___ Data provided ___

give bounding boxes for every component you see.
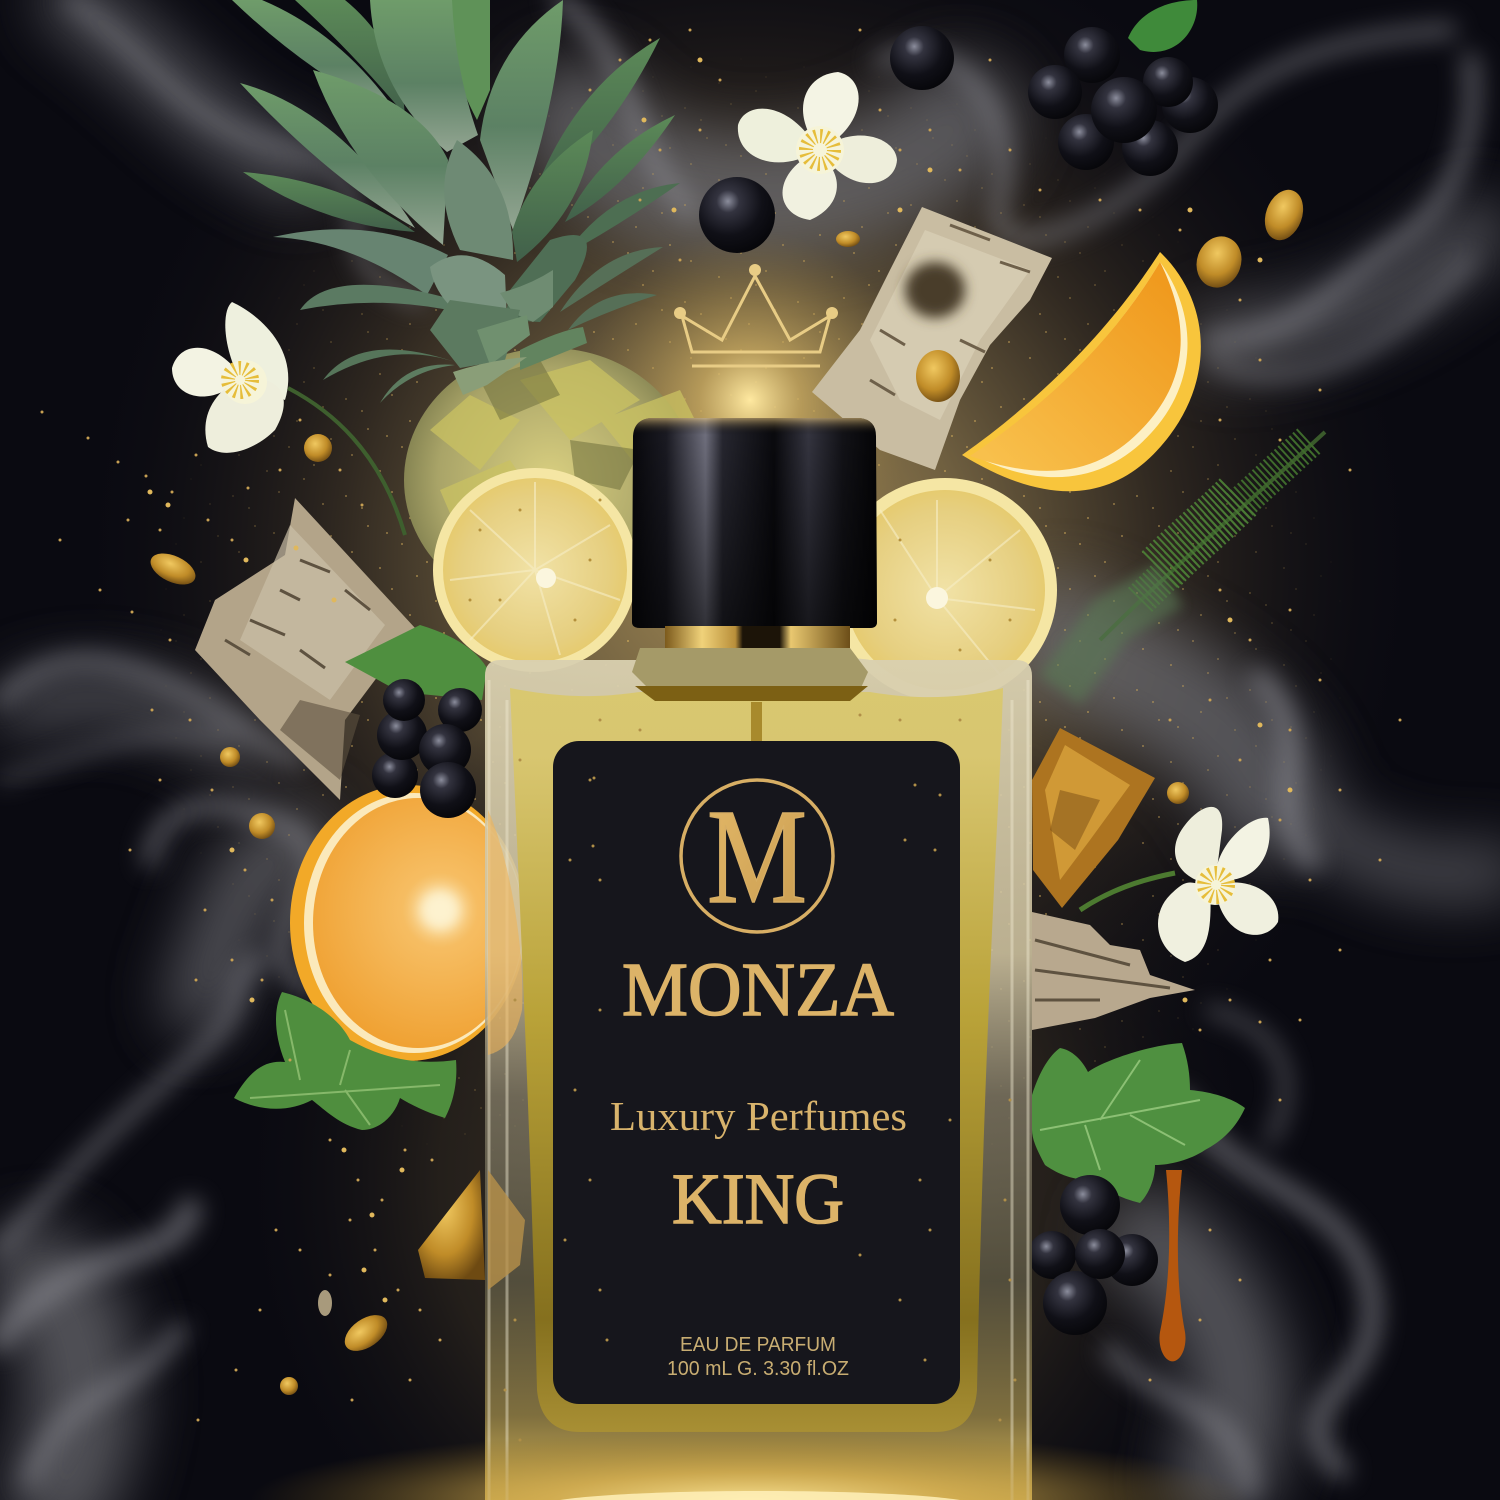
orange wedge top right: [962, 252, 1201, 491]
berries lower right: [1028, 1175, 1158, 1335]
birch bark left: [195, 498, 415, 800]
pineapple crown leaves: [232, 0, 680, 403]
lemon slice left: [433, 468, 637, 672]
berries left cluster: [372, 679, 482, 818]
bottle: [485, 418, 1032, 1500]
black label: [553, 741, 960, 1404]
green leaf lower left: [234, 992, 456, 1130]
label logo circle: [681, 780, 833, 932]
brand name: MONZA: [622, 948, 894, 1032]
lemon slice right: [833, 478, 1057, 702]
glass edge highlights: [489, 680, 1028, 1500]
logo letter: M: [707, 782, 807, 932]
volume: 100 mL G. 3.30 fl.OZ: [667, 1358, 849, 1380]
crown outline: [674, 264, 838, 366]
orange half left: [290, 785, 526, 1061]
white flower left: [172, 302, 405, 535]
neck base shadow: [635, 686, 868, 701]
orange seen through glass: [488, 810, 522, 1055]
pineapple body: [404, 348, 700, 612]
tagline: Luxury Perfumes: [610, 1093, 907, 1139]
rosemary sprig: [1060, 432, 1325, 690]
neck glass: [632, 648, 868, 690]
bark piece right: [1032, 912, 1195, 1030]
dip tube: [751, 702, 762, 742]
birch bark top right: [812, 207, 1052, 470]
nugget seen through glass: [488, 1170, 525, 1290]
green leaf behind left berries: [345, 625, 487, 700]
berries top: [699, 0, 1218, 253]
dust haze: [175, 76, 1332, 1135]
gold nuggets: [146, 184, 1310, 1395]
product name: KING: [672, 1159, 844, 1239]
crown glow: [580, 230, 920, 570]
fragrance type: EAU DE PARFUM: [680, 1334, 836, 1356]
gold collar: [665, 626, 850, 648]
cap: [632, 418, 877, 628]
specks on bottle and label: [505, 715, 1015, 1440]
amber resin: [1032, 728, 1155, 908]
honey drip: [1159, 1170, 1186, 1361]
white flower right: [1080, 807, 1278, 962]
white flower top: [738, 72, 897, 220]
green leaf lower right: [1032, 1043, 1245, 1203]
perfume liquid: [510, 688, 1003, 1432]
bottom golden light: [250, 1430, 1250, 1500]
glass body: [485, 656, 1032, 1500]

___

*Aim of the exercise*
Please print the lines from the one containing "orange wedge top right: [962, 252, 1201, 491]" through the one containing "lemon slice right: [833, 478, 1057, 702]", both included, copying each line exactly as it appears.

*Correct response*
orange wedge top right: [962, 252, 1201, 491]
berries lower right: [1028, 1175, 1158, 1335]
birch bark left: [195, 498, 415, 800]
pineapple crown leaves: [232, 0, 680, 403]
lemon slice left: [433, 468, 637, 672]
berries left cluster: [372, 679, 482, 818]
bottle: [485, 418, 1032, 1500]
black label: [553, 741, 960, 1404]
green leaf lower left: [234, 992, 456, 1130]
label logo circle: [681, 780, 833, 932]
brand name: MONZA: [622, 948, 894, 1032]
lemon slice right: [833, 478, 1057, 702]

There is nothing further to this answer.